PROVIDED DATA:
====
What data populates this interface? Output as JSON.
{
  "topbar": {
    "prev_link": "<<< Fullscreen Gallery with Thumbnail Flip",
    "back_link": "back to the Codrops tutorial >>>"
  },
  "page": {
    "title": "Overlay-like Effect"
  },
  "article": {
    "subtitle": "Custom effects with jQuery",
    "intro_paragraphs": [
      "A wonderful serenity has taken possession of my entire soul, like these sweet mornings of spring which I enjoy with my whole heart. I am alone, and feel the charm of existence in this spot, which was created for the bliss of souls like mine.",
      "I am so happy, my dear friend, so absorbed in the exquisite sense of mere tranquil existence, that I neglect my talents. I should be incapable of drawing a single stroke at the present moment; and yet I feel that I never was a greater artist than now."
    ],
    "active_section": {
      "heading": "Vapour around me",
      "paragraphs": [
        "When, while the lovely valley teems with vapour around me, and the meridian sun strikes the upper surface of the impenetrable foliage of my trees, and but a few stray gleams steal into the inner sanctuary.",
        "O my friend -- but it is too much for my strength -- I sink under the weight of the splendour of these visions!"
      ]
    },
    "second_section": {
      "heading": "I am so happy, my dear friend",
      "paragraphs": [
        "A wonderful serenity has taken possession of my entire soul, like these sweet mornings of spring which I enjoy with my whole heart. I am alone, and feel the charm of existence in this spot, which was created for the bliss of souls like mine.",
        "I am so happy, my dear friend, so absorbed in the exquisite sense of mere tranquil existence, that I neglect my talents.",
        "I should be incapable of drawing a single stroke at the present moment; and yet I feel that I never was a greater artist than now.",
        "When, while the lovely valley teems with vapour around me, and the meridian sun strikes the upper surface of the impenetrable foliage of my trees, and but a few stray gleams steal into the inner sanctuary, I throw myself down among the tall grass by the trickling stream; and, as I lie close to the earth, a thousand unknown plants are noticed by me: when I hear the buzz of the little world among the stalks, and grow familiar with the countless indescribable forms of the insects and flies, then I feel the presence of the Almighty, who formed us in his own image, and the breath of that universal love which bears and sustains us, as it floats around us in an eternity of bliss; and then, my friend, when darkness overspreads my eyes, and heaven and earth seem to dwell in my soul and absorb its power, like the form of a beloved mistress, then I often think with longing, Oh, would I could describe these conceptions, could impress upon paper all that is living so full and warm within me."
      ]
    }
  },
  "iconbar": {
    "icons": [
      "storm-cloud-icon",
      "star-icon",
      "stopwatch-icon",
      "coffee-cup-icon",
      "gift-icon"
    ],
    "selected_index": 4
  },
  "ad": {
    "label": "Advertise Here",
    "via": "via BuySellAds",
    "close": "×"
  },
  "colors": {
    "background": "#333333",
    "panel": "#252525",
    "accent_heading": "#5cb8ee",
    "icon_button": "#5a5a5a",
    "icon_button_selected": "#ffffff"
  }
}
====
SET EXERCISE:
Output the records verbatim, from the first line to the last.

RESULT OF THE TASK:
What data populates this interface? Output as JSON.
{
  "topbar": {
    "prev_link": "<<< Fullscreen Gallery with Thumbnail Flip",
    "back_link": "back to the Codrops tutorial >>>"
  },
  "page": {
    "title": "Overlay-like Effect"
  },
  "article": {
    "subtitle": "Custom effects with jQuery",
    "intro_paragraphs": [
      "A wonderful serenity has taken possession of my entire soul, like these sweet mornings of spring which I enjoy with my whole heart. I am alone, and feel the charm of existence in this spot, which was created for the bliss of souls like mine.",
      "I am so happy, my dear friend, so absorbed in the exquisite sense of mere tranquil existence, that I neglect my talents. I should be incapable of drawing a single stroke at the present moment; and yet I feel that I never was a greater artist than now."
    ],
    "active_section": {
      "heading": "Vapour around me",
      "paragraphs": [
        "When, while the lovely valley teems with vapour around me, and the meridian sun strikes the upper surface of the impenetrable foliage of my trees, and but a few stray gleams steal into the inner sanctuary.",
        "O my friend -- but it is too much for my strength -- I sink under the weight of the splendour of these visions!"
      ]
    },
    "second_section": {
      "heading": "I am so happy, my dear friend",
      "paragraphs": [
        "A wonderful serenity has taken possession of my entire soul, like these sweet mornings of spring which I enjoy with my whole heart. I am alone, and feel the charm of existence in this spot, which was created for the bliss of souls like mine.",
        "I am so happy, my dear friend, so absorbed in the exquisite sense of mere tranquil existence, that I neglect my talents.",
        "I should be incapable of drawing a single stroke at the present moment; and yet I feel that I never was a greater artist than now.",
        "When, while the lovely valley teems with vapour around me, and the meridian sun strikes the upper surface of the impenetrable foliage of my trees, and but a few stray gleams steal into the inner sanctuary, I throw myself down among the tall grass by the trickling stream; and, as I lie close to the earth, a thousand unknown plants are noticed by me: when I hear the buzz of the little world among the stalks, and grow familiar with the countless indescribable forms of the insects and flies, then I feel the presence of the Almighty, who formed us in his own image, and the breath of that universal love which bears and sustains us, as it floats around us in an eternity of bliss; and then, my friend, when darkness overspreads my eyes, and heaven and earth seem to dwell in my soul and absorb its power, like the form of a beloved mistress, then I often think with longing, Oh, would I could describe these conceptions, could impress upon paper all that is living so full and warm within me."
      ]
    }
  },
  "iconbar": {
    "icons": [
      "storm-cloud-icon",
      "star-icon",
      "stopwatch-icon",
      "coffee-cup-icon",
      "gift-icon"
    ],
    "selected_index": 4
  },
  "ad": {
    "label": "Advertise Here",
    "via": "via BuySellAds",
    "close": "×"
  },
  "colors": {
    "background": "#333333",
    "panel": "#252525",
    "accent_heading": "#5cb8ee",
    "icon_button": "#5a5a5a",
    "icon_button_selected": "#ffffff"
  }
}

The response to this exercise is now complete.